Are you able to retype all the records below exactly?

**Source records**
++++++++

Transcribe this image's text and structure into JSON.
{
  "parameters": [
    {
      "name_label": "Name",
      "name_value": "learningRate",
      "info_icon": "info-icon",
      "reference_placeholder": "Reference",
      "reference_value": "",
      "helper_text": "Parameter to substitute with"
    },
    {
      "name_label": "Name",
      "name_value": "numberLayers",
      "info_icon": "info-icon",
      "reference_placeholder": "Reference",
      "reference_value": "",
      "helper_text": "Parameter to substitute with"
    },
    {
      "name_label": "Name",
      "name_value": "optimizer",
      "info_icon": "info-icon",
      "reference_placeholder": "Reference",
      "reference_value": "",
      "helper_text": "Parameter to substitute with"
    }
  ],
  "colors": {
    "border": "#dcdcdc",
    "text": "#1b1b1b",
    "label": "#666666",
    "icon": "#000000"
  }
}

++++++++

**Final result**
Transcribe this image's text and structure into JSON.
{
  "parameters": [
    {
      "name_label": "Name",
      "name_value": "learningRate",
      "info_icon": "info-icon",
      "reference_placeholder": "Reference",
      "reference_value": "",
      "helper_text": "Parameter to substitute with"
    },
    {
      "name_label": "Name",
      "name_value": "numberLayers",
      "info_icon": "info-icon",
      "reference_placeholder": "Reference",
      "reference_value": "",
      "helper_text": "Parameter to substitute with"
    },
    {
      "name_label": "Name",
      "name_value": "optimizer",
      "info_icon": "info-icon",
      "reference_placeholder": "Reference",
      "reference_value": "",
      "helper_text": "Parameter to substitute with"
    }
  ],
  "colors": {
    "border": "#dcdcdc",
    "text": "#1b1b1b",
    "label": "#666666",
    "icon": "#000000"
  }
}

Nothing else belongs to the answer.